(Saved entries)
::::

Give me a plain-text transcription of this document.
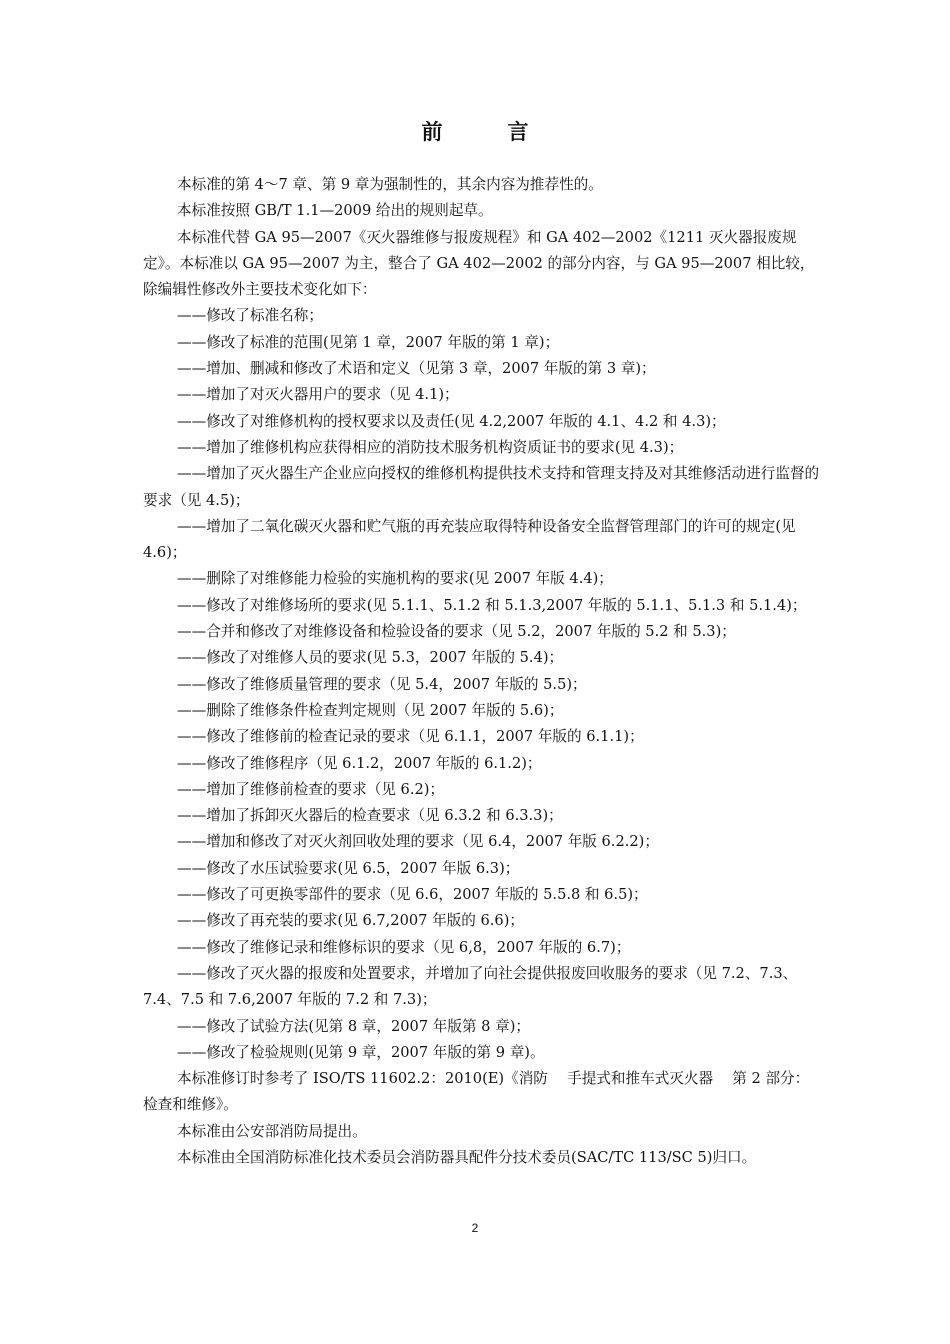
前　言

本标准的第 4～7 章、第 9 章为强制性的，其余内容为推荐性的。

本标准按照 GB/T 1.1—2009 给出的规则起草。

本标准代替 GA 95—2007《灭火器维修与报废规程》和 GA 402—2002《1211 灭火器报废规定》。本标准以 GA 95—2007 为主，整合了 GA 402—2002 的部分内容，与 GA 95—2007 相比较，除编辑性修改外主要技术变化如下：

——修改了标准名称；

——修改了标准的范围(见第 1 章，2007 年版的第 1 章)；

——增加、删减和修改了术语和定义（见第 3 章，2007 年版的第 3 章)；

——增加了对灭火器用户的要求（见 4.1)；

——修改了对维修机构的授权要求以及责任(见 4.2,2007 年版的 4.1、4.2 和 4.3)；

——增加了维修机构应获得相应的消防技术服务机构资质证书的要求(见 4.3)；

——增加了灭火器生产企业应向授权的维修机构提供技术支持和管理支持及对其维修活动进行监督的要求（见 4.5)；

——增加了二氧化碳灭火器和贮气瓶的再充装应取得特种设备安全监督管理部门的许可的规定(见 4.6)；

——删除了对维修能力检验的实施机构的要求(见 2007 年版 4.4)；

——修改了对维修场所的要求(见 5.1.1、5.1.2 和 5.1.3,2007 年版的 5.1.1、5.1.3 和 5.1.4)；

——合并和修改了对维修设备和检验设备的要求（见 5.2，2007 年版的 5.2 和 5.3)；

——修改了对维修人员的要求(见 5.3，2007 年版的 5.4)；

——修改了维修质量管理的要求（见 5.4，2007 年版的 5.5)；

——删除了维修条件检查判定规则（见 2007 年版的 5.6)；

——修改了维修前的检查记录的要求（见 6.1.1，2007 年版的 6.1.1)；

——修改了维修程序（见 6.1.2，2007 年版的 6.1.2)；

——增加了维修前检查的要求（见 6.2)；

——增加了拆卸灭火器后的检查要求（见 6.3.2 和 6.3.3)；

——增加和修改了对灭火剂回收处理的要求（见 6.4，2007 年版 6.2.2)；

——修改了水压试验要求(见 6.5，2007 年版 6.3)；

——修改了可更换零部件的要求（见 6.6，2007 年版的 5.5.8 和 6.5)；

——修改了再充装的要求(见 6.7,2007 年版的 6.6)；

——修改了维修记录和维修标识的要求（见 6,8，2007 年版的 6.7)；

——修改了灭火器的报废和处置要求，并增加了向社会提供报废回收服务的要求（见 7.2、7.3、7.4、7.5 和 7.6,2007 年版的 7.2 和 7.3)；

——修改了试验方法(见第 8 章，2007 年版第 8 章)；

——修改了检验规则(见第 9 章，2007 年版的第 9 章)。

本标准修订时参考了 ISO/TS 11602.2：2010(E)《消防　 手提式和推车式灭火器　 第 2 部分：检查和维修》。

本标准由公安部消防局提出。

本标准由全国消防标准化技术委员会消防器具配件分技术委员(SAC/TC 113/SC 5)归口。

2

::::

__Work to be completed__
Track down the lines that include the word "年版的第" and copy them.

__Solution for this problem__
——修改了标准的范围(见第 1 章，2007 年版的第 1 章)；
——增加、删减和修改了术语和定义（见第 3 章，2007 年版的第 3 章)；
——修改了检验规则(见第 9 章，2007 年版的第 9 章)。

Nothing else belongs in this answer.